Objective => List all lines in the material below that contain "扫描件或加盖公章的复印件".

Dataset records:
+++
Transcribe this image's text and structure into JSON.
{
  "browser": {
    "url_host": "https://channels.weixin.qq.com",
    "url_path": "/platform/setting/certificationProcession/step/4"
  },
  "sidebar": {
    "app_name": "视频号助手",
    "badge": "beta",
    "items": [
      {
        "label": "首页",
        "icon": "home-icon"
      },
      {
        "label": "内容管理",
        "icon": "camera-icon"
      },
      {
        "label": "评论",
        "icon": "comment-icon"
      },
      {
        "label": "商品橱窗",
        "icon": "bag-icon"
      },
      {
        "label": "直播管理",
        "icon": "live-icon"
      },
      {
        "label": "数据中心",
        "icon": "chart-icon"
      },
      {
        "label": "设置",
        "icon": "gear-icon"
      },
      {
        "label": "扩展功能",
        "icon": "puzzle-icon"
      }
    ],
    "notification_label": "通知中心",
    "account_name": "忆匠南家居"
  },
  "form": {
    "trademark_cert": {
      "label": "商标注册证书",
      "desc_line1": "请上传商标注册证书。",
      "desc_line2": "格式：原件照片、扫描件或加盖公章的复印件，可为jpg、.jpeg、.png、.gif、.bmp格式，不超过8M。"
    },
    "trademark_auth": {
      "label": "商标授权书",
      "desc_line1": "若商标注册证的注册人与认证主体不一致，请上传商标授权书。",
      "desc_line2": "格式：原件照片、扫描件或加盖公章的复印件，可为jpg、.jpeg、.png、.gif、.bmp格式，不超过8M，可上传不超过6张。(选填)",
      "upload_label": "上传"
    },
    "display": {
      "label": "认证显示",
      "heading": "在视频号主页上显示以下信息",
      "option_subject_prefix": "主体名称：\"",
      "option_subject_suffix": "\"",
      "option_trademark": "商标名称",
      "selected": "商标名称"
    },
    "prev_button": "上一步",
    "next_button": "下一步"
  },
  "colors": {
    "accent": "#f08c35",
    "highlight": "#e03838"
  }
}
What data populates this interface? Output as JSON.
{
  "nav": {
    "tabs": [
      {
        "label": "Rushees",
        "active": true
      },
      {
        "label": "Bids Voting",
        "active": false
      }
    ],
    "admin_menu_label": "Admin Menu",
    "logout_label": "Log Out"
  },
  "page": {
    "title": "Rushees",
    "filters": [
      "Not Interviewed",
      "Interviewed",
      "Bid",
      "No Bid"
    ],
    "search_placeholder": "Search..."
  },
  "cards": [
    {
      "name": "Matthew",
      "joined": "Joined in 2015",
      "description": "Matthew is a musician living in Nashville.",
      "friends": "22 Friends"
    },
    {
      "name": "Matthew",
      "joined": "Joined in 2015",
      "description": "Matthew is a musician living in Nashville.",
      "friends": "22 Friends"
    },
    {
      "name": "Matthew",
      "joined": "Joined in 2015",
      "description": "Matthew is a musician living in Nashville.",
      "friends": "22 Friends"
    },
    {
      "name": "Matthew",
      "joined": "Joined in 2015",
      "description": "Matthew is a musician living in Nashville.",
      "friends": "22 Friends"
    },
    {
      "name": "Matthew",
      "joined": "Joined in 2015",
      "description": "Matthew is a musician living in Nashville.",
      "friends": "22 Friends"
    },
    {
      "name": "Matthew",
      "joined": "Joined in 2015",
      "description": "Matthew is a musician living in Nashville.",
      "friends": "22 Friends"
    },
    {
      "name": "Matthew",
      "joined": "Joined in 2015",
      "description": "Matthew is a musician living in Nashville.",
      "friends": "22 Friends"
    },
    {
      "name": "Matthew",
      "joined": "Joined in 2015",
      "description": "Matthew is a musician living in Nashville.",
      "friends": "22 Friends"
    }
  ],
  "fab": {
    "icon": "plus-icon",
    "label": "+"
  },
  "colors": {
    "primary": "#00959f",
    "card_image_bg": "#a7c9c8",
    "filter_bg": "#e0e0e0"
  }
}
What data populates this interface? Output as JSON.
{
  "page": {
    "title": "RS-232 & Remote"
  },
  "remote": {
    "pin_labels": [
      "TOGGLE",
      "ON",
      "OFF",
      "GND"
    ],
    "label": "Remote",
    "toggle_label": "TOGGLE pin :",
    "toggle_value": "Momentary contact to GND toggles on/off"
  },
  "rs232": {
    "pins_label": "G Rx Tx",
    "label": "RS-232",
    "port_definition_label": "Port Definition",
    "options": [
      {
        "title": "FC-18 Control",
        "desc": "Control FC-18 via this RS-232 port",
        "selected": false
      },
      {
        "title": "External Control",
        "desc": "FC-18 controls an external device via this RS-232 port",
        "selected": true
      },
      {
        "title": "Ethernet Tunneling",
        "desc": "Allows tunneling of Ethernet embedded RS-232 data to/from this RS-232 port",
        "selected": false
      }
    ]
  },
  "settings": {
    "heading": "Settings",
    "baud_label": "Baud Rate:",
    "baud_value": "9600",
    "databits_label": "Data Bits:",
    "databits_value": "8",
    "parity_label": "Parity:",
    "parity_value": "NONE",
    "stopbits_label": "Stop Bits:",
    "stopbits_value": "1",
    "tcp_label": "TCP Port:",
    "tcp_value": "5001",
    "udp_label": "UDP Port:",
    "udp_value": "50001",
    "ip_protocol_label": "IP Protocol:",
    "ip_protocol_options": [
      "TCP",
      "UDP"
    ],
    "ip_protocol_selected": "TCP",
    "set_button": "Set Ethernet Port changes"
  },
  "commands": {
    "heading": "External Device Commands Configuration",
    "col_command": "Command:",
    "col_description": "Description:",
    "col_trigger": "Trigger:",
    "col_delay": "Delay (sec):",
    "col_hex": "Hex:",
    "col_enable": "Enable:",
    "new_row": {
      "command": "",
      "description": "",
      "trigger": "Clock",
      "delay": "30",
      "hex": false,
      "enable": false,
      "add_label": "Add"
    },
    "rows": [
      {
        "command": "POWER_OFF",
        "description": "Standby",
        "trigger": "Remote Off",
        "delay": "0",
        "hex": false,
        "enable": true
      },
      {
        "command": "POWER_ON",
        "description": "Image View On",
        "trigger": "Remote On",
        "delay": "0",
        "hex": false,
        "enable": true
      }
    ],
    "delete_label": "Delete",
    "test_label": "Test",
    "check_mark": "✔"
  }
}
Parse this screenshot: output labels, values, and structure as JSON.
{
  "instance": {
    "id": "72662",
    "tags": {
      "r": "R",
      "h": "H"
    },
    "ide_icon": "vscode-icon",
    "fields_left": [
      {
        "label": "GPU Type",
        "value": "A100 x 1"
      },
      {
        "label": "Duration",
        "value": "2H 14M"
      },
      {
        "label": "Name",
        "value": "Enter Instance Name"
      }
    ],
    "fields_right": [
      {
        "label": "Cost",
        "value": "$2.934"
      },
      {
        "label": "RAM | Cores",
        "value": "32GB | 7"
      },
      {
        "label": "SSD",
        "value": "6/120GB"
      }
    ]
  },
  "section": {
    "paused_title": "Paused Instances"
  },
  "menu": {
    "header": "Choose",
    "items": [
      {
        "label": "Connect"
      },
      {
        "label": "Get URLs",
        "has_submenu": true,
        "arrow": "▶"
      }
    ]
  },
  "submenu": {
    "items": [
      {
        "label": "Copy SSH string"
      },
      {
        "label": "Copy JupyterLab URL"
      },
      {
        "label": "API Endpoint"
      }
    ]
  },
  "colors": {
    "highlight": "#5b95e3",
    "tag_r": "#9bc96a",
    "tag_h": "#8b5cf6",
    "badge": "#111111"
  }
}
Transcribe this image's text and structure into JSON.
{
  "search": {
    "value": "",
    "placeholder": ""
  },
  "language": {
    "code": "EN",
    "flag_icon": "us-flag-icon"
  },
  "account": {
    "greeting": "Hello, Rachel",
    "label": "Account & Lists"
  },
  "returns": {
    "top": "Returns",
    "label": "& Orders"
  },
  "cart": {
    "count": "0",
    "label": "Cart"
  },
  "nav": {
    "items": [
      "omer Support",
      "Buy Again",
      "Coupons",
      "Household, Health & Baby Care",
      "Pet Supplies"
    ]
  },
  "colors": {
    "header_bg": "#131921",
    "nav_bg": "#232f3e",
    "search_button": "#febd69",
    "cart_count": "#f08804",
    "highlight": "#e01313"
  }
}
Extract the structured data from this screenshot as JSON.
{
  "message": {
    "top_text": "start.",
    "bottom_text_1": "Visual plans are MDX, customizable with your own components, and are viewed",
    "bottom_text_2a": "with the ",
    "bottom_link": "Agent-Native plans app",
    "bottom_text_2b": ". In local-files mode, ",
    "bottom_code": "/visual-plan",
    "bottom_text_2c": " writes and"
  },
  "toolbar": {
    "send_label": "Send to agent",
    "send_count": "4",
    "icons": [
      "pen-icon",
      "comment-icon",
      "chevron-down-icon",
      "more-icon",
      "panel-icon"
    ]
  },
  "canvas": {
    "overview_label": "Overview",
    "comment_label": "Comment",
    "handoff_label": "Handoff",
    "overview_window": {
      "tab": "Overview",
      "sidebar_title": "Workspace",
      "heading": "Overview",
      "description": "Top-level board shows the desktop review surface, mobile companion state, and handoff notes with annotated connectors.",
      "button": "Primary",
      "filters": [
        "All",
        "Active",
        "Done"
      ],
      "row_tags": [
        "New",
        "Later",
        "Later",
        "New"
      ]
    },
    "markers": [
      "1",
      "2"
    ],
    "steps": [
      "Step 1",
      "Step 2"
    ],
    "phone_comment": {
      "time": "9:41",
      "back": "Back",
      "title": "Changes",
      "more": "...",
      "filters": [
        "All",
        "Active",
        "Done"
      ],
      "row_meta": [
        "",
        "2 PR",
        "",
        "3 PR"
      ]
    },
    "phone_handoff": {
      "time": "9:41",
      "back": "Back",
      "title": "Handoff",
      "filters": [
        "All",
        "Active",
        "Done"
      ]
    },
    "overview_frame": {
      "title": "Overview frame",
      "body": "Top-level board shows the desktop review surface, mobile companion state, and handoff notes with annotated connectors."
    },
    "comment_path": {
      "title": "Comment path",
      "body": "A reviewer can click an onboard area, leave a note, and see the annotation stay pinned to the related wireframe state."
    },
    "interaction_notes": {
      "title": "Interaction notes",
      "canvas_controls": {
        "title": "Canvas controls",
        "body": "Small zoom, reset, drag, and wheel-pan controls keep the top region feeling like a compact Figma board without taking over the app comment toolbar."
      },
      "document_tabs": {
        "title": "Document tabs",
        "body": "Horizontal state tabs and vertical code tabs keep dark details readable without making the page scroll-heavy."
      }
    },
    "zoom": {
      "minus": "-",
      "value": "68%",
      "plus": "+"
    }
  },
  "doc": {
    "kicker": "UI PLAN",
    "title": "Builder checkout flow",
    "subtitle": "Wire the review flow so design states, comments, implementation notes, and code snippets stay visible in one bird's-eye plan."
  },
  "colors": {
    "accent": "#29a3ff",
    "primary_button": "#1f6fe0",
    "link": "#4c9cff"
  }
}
+++
Written answer =>
      "desc_line2": "格式：原件照片、扫描件或加盖公章的复印件，可为jpg、.jpeg、.png、.gif、.bmp格式，不超过8M。"
      "desc_line2": "格式：原件照片、扫描件或加盖公章的复印件，可为jpg、.jpeg、.png、.gif、.bmp格式，不超过8M，可上传不超过6张。(选填)",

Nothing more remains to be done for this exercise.